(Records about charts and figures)
★ ★ ★ ★
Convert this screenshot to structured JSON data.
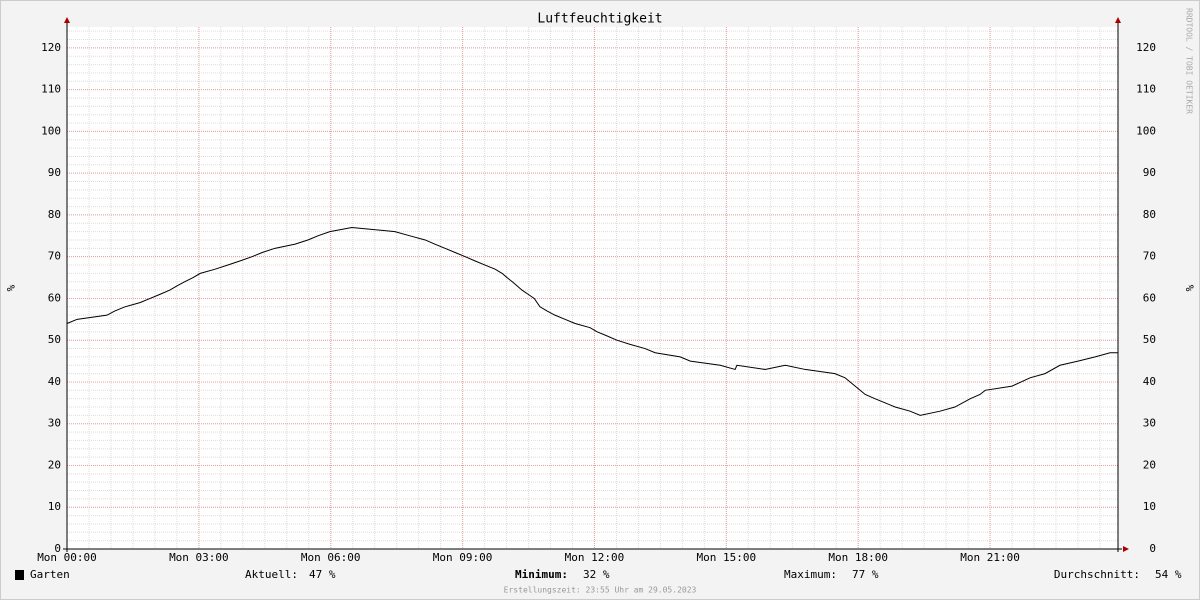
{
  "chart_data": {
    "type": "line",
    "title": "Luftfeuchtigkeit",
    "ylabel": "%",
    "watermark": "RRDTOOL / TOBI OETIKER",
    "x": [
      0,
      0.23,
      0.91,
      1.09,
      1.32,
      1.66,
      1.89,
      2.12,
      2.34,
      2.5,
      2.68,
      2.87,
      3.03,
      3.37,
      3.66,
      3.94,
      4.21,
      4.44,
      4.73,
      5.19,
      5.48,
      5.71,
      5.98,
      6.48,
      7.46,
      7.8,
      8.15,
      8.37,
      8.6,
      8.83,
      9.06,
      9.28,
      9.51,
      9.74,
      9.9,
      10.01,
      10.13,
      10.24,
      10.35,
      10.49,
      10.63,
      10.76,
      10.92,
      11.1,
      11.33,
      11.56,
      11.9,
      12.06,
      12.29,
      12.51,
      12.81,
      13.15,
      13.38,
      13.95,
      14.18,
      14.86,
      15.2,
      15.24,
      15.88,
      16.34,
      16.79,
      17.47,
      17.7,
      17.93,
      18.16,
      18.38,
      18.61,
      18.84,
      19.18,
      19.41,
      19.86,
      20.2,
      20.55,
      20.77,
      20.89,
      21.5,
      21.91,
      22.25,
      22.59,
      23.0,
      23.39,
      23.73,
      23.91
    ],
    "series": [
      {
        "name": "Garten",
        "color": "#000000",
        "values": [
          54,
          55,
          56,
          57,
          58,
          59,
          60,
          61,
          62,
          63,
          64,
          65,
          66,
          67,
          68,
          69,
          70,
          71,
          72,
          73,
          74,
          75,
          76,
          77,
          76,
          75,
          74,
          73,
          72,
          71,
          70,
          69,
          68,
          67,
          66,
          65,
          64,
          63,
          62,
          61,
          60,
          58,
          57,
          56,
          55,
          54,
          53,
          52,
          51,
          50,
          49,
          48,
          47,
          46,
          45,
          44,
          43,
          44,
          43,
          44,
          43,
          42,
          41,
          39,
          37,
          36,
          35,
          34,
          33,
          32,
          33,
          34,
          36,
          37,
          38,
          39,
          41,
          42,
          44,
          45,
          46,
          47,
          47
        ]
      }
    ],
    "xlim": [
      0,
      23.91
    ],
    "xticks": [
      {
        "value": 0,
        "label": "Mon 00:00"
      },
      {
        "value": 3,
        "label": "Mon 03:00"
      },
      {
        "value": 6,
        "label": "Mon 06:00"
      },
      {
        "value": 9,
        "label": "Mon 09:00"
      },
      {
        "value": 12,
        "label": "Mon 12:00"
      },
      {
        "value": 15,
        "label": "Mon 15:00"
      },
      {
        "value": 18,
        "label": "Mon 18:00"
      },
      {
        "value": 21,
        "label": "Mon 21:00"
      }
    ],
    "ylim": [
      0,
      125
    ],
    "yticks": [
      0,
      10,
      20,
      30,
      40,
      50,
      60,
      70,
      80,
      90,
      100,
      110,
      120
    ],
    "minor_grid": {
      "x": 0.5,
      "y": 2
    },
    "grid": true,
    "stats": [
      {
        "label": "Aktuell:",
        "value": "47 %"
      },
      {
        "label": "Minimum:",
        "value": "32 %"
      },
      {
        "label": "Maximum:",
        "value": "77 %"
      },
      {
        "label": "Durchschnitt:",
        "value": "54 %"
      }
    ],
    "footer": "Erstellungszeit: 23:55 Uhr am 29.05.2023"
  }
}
★ ★ ★ ★
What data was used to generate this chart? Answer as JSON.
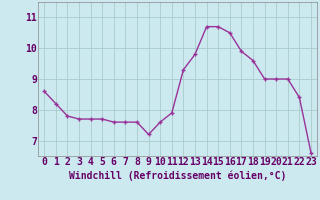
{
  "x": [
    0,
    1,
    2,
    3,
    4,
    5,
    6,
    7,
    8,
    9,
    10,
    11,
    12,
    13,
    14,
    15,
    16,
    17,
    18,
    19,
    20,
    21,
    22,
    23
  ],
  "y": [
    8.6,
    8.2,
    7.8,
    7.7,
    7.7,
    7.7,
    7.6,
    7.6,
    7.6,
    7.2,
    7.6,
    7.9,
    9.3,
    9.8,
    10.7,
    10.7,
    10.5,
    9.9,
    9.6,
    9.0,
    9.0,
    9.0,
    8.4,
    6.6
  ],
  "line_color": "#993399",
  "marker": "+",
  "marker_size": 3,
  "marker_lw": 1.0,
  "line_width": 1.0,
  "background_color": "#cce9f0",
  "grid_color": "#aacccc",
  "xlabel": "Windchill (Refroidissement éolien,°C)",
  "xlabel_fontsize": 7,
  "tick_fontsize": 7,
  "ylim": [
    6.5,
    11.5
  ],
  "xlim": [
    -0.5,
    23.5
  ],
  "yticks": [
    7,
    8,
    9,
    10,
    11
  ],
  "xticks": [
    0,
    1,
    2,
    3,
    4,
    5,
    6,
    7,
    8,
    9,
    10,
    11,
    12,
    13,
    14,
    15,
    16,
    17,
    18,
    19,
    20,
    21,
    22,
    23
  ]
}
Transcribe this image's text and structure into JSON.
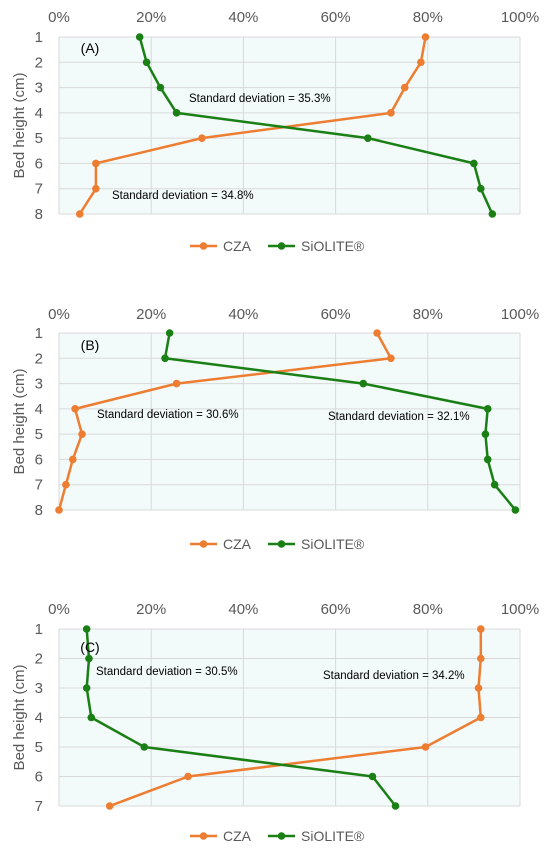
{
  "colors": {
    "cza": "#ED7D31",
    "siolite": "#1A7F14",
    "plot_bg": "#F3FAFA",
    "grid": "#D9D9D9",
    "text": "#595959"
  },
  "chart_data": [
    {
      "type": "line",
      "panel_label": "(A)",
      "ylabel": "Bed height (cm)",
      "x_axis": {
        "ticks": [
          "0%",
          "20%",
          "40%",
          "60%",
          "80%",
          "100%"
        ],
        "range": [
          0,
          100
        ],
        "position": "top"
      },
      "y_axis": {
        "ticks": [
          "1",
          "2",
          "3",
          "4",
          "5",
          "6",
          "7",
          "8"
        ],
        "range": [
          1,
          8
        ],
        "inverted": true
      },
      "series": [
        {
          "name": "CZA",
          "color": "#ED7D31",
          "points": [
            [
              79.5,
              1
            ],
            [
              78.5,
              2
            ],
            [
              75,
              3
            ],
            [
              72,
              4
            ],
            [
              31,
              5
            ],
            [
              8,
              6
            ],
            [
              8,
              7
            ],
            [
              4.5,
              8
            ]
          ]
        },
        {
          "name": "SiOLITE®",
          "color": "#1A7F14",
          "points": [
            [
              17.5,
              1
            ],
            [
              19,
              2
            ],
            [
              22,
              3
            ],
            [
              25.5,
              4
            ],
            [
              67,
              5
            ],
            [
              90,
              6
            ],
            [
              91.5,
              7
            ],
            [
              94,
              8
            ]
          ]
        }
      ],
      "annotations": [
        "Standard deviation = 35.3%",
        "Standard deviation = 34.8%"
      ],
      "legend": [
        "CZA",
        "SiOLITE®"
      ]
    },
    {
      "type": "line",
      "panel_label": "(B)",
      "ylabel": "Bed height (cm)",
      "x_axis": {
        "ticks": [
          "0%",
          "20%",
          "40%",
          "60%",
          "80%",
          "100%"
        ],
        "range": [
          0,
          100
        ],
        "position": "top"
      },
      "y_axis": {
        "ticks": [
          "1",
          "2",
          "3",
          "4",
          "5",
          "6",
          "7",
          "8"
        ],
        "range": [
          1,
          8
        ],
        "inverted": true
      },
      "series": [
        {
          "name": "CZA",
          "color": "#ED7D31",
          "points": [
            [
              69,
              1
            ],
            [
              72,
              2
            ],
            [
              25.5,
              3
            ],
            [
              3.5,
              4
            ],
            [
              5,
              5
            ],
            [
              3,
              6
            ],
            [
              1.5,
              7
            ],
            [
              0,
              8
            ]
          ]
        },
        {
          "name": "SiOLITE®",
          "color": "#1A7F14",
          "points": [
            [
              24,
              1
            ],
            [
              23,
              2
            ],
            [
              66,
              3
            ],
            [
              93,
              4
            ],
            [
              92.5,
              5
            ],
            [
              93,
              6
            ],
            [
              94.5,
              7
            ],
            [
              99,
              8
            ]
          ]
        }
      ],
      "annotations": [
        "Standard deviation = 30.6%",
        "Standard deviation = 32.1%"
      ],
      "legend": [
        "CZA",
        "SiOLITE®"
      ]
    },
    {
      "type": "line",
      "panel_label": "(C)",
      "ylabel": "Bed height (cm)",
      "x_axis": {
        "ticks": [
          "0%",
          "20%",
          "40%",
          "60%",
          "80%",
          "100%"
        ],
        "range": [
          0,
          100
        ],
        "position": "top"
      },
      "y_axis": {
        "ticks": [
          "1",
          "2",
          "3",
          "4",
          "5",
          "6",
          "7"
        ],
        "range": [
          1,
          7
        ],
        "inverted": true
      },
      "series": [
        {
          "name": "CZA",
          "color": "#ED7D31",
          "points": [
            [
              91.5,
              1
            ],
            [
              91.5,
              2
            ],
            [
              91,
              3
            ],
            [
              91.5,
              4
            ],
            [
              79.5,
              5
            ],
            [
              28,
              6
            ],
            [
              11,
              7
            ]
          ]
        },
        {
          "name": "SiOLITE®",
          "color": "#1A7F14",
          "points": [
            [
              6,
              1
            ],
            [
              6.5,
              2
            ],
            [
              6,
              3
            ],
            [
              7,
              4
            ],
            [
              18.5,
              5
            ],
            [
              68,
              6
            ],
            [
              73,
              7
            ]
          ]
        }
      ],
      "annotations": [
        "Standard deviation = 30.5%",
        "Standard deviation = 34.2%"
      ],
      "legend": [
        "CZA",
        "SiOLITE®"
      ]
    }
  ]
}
★ ★ ★ ★
- **What you need to do**: In the entries above, identify every line with the string "text".

- **Result of the task**:
Transcribe this image's text and structure into JSON.
    "text": "#595959"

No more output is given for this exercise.